[Stored entries]
--- BEGIN ---
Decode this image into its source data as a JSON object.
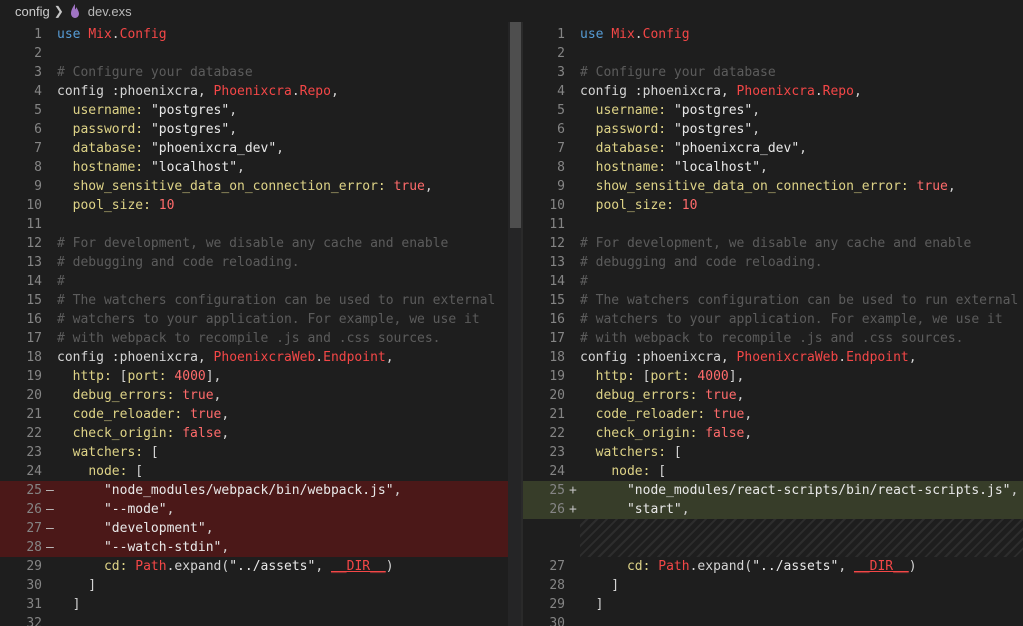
{
  "breadcrumb": {
    "folder": "config",
    "file": "dev.exs"
  },
  "left_lines": [
    {
      "n": "1",
      "m": "",
      "t": "use Mix.Config"
    },
    {
      "n": "2",
      "m": "",
      "t": ""
    },
    {
      "n": "3",
      "m": "",
      "t": "# Configure your database"
    },
    {
      "n": "4",
      "m": "",
      "t": "config :phoenixcra, Phoenixcra.Repo,"
    },
    {
      "n": "5",
      "m": "",
      "t": "  username: \"postgres\","
    },
    {
      "n": "6",
      "m": "",
      "t": "  password: \"postgres\","
    },
    {
      "n": "7",
      "m": "",
      "t": "  database: \"phoenixcra_dev\","
    },
    {
      "n": "8",
      "m": "",
      "t": "  hostname: \"localhost\","
    },
    {
      "n": "9",
      "m": "",
      "t": "  show_sensitive_data_on_connection_error: true,"
    },
    {
      "n": "10",
      "m": "",
      "t": "  pool_size: 10"
    },
    {
      "n": "11",
      "m": "",
      "t": ""
    },
    {
      "n": "12",
      "m": "",
      "t": "# For development, we disable any cache and enable"
    },
    {
      "n": "13",
      "m": "",
      "t": "# debugging and code reloading."
    },
    {
      "n": "14",
      "m": "",
      "t": "#"
    },
    {
      "n": "15",
      "m": "",
      "t": "# The watchers configuration can be used to run external"
    },
    {
      "n": "16",
      "m": "",
      "t": "# watchers to your application. For example, we use it"
    },
    {
      "n": "17",
      "m": "",
      "t": "# with webpack to recompile .js and .css sources."
    },
    {
      "n": "18",
      "m": "",
      "t": "config :phoenixcra, PhoenixcraWeb.Endpoint,"
    },
    {
      "n": "19",
      "m": "",
      "t": "  http: [port: 4000],"
    },
    {
      "n": "20",
      "m": "",
      "t": "  debug_errors: true,"
    },
    {
      "n": "21",
      "m": "",
      "t": "  code_reloader: true,"
    },
    {
      "n": "22",
      "m": "",
      "t": "  check_origin: false,"
    },
    {
      "n": "23",
      "m": "",
      "t": "  watchers: ["
    },
    {
      "n": "24",
      "m": "",
      "t": "    node: ["
    },
    {
      "n": "25",
      "m": "—",
      "t": "      \"node_modules/webpack/bin/webpack.js\","
    },
    {
      "n": "26",
      "m": "—",
      "t": "      \"--mode\","
    },
    {
      "n": "27",
      "m": "—",
      "t": "      \"development\","
    },
    {
      "n": "28",
      "m": "—",
      "t": "      \"--watch-stdin\","
    },
    {
      "n": "29",
      "m": "",
      "t": "      cd: Path.expand(\"../assets\", __DIR__)"
    },
    {
      "n": "30",
      "m": "",
      "t": "    ]"
    },
    {
      "n": "31",
      "m": "",
      "t": "  ]"
    },
    {
      "n": "32",
      "m": "",
      "t": ""
    }
  ],
  "right_lines": [
    {
      "n": "1",
      "m": "",
      "t": "use Mix.Config"
    },
    {
      "n": "2",
      "m": "",
      "t": ""
    },
    {
      "n": "3",
      "m": "",
      "t": "# Configure your database"
    },
    {
      "n": "4",
      "m": "",
      "t": "config :phoenixcra, Phoenixcra.Repo,"
    },
    {
      "n": "5",
      "m": "",
      "t": "  username: \"postgres\","
    },
    {
      "n": "6",
      "m": "",
      "t": "  password: \"postgres\","
    },
    {
      "n": "7",
      "m": "",
      "t": "  database: \"phoenixcra_dev\","
    },
    {
      "n": "8",
      "m": "",
      "t": "  hostname: \"localhost\","
    },
    {
      "n": "9",
      "m": "",
      "t": "  show_sensitive_data_on_connection_error: true,"
    },
    {
      "n": "10",
      "m": "",
      "t": "  pool_size: 10"
    },
    {
      "n": "11",
      "m": "",
      "t": ""
    },
    {
      "n": "12",
      "m": "",
      "t": "# For development, we disable any cache and enable"
    },
    {
      "n": "13",
      "m": "",
      "t": "# debugging and code reloading."
    },
    {
      "n": "14",
      "m": "",
      "t": "#"
    },
    {
      "n": "15",
      "m": "",
      "t": "# The watchers configuration can be used to run external"
    },
    {
      "n": "16",
      "m": "",
      "t": "# watchers to your application. For example, we use it"
    },
    {
      "n": "17",
      "m": "",
      "t": "# with webpack to recompile .js and .css sources."
    },
    {
      "n": "18",
      "m": "",
      "t": "config :phoenixcra, PhoenixcraWeb.Endpoint,"
    },
    {
      "n": "19",
      "m": "",
      "t": "  http: [port: 4000],"
    },
    {
      "n": "20",
      "m": "",
      "t": "  debug_errors: true,"
    },
    {
      "n": "21",
      "m": "",
      "t": "  code_reloader: true,"
    },
    {
      "n": "22",
      "m": "",
      "t": "  check_origin: false,"
    },
    {
      "n": "23",
      "m": "",
      "t": "  watchers: ["
    },
    {
      "n": "24",
      "m": "",
      "t": "    node: ["
    },
    {
      "n": "25",
      "m": "+",
      "t": "      \"node_modules/react-scripts/bin/react-scripts.js\","
    },
    {
      "n": "26",
      "m": "+",
      "t": "      \"start\","
    },
    {
      "n": "",
      "m": "",
      "t": ""
    },
    {
      "n": "",
      "m": "",
      "t": ""
    },
    {
      "n": "27",
      "m": "",
      "t": "      cd: Path.expand(\"../assets\", __DIR__)"
    },
    {
      "n": "28",
      "m": "",
      "t": "    ]"
    },
    {
      "n": "29",
      "m": "",
      "t": "  ]"
    },
    {
      "n": "30",
      "m": "",
      "t": ""
    }
  ],
  "colors": {
    "deleted": "#4b1818",
    "inserted": "#373d29",
    "keyword": "#569cd6",
    "module": "#f44747",
    "comment": "#5c5c5c"
  },
  "icons": {
    "breadcrumb_separator": "chevron-right-icon",
    "file": "elixir-file-icon"
  }
}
--- END ---
* WRITTEN PROBLEM *
Output the data above without changes, apart from leaving out the pictures.

* SOLUTION *
Decode this image into its source data as a JSON object.
{
  "breadcrumb": {
    "folder": "config",
    "file": "dev.exs"
  },
  "left_lines": [
    {
      "n": "1",
      "m": "",
      "t": "use Mix.Config"
    },
    {
      "n": "2",
      "m": "",
      "t": ""
    },
    {
      "n": "3",
      "m": "",
      "t": "# Configure your database"
    },
    {
      "n": "4",
      "m": "",
      "t": "config :phoenixcra, Phoenixcra.Repo,"
    },
    {
      "n": "5",
      "m": "",
      "t": "  username: \"postgres\","
    },
    {
      "n": "6",
      "m": "",
      "t": "  password: \"postgres\","
    },
    {
      "n": "7",
      "m": "",
      "t": "  database: \"phoenixcra_dev\","
    },
    {
      "n": "8",
      "m": "",
      "t": "  hostname: \"localhost\","
    },
    {
      "n": "9",
      "m": "",
      "t": "  show_sensitive_data_on_connection_error: true,"
    },
    {
      "n": "10",
      "m": "",
      "t": "  pool_size: 10"
    },
    {
      "n": "11",
      "m": "",
      "t": ""
    },
    {
      "n": "12",
      "m": "",
      "t": "# For development, we disable any cache and enable"
    },
    {
      "n": "13",
      "m": "",
      "t": "# debugging and code reloading."
    },
    {
      "n": "14",
      "m": "",
      "t": "#"
    },
    {
      "n": "15",
      "m": "",
      "t": "# The watchers configuration can be used to run external"
    },
    {
      "n": "16",
      "m": "",
      "t": "# watchers to your application. For example, we use it"
    },
    {
      "n": "17",
      "m": "",
      "t": "# with webpack to recompile .js and .css sources."
    },
    {
      "n": "18",
      "m": "",
      "t": "config :phoenixcra, PhoenixcraWeb.Endpoint,"
    },
    {
      "n": "19",
      "m": "",
      "t": "  http: [port: 4000],"
    },
    {
      "n": "20",
      "m": "",
      "t": "  debug_errors: true,"
    },
    {
      "n": "21",
      "m": "",
      "t": "  code_reloader: true,"
    },
    {
      "n": "22",
      "m": "",
      "t": "  check_origin: false,"
    },
    {
      "n": "23",
      "m": "",
      "t": "  watchers: ["
    },
    {
      "n": "24",
      "m": "",
      "t": "    node: ["
    },
    {
      "n": "25",
      "m": "—",
      "t": "      \"node_modules/webpack/bin/webpack.js\","
    },
    {
      "n": "26",
      "m": "—",
      "t": "      \"--mode\","
    },
    {
      "n": "27",
      "m": "—",
      "t": "      \"development\","
    },
    {
      "n": "28",
      "m": "—",
      "t": "      \"--watch-stdin\","
    },
    {
      "n": "29",
      "m": "",
      "t": "      cd: Path.expand(\"../assets\", __DIR__)"
    },
    {
      "n": "30",
      "m": "",
      "t": "    ]"
    },
    {
      "n": "31",
      "m": "",
      "t": "  ]"
    },
    {
      "n": "32",
      "m": "",
      "t": ""
    }
  ],
  "right_lines": [
    {
      "n": "1",
      "m": "",
      "t": "use Mix.Config"
    },
    {
      "n": "2",
      "m": "",
      "t": ""
    },
    {
      "n": "3",
      "m": "",
      "t": "# Configure your database"
    },
    {
      "n": "4",
      "m": "",
      "t": "config :phoenixcra, Phoenixcra.Repo,"
    },
    {
      "n": "5",
      "m": "",
      "t": "  username: \"postgres\","
    },
    {
      "n": "6",
      "m": "",
      "t": "  password: \"postgres\","
    },
    {
      "n": "7",
      "m": "",
      "t": "  database: \"phoenixcra_dev\","
    },
    {
      "n": "8",
      "m": "",
      "t": "  hostname: \"localhost\","
    },
    {
      "n": "9",
      "m": "",
      "t": "  show_sensitive_data_on_connection_error: true,"
    },
    {
      "n": "10",
      "m": "",
      "t": "  pool_size: 10"
    },
    {
      "n": "11",
      "m": "",
      "t": ""
    },
    {
      "n": "12",
      "m": "",
      "t": "# For development, we disable any cache and enable"
    },
    {
      "n": "13",
      "m": "",
      "t": "# debugging and code reloading."
    },
    {
      "n": "14",
      "m": "",
      "t": "#"
    },
    {
      "n": "15",
      "m": "",
      "t": "# The watchers configuration can be used to run external"
    },
    {
      "n": "16",
      "m": "",
      "t": "# watchers to your application. For example, we use it"
    },
    {
      "n": "17",
      "m": "",
      "t": "# with webpack to recompile .js and .css sources."
    },
    {
      "n": "18",
      "m": "",
      "t": "config :phoenixcra, PhoenixcraWeb.Endpoint,"
    },
    {
      "n": "19",
      "m": "",
      "t": "  http: [port: 4000],"
    },
    {
      "n": "20",
      "m": "",
      "t": "  debug_errors: true,"
    },
    {
      "n": "21",
      "m": "",
      "t": "  code_reloader: true,"
    },
    {
      "n": "22",
      "m": "",
      "t": "  check_origin: false,"
    },
    {
      "n": "23",
      "m": "",
      "t": "  watchers: ["
    },
    {
      "n": "24",
      "m": "",
      "t": "    node: ["
    },
    {
      "n": "25",
      "m": "+",
      "t": "      \"node_modules/react-scripts/bin/react-scripts.js\","
    },
    {
      "n": "26",
      "m": "+",
      "t": "      \"start\","
    },
    {
      "n": "",
      "m": "",
      "t": ""
    },
    {
      "n": "",
      "m": "",
      "t": ""
    },
    {
      "n": "27",
      "m": "",
      "t": "      cd: Path.expand(\"../assets\", __DIR__)"
    },
    {
      "n": "28",
      "m": "",
      "t": "    ]"
    },
    {
      "n": "29",
      "m": "",
      "t": "  ]"
    },
    {
      "n": "30",
      "m": "",
      "t": ""
    }
  ],
  "colors": {
    "deleted": "#4b1818",
    "inserted": "#373d29",
    "keyword": "#569cd6",
    "module": "#f44747",
    "comment": "#5c5c5c"
  },
  "icons": {
    "breadcrumb_separator": "chevron-right-icon",
    "file": "elixir-file-icon"
  }
}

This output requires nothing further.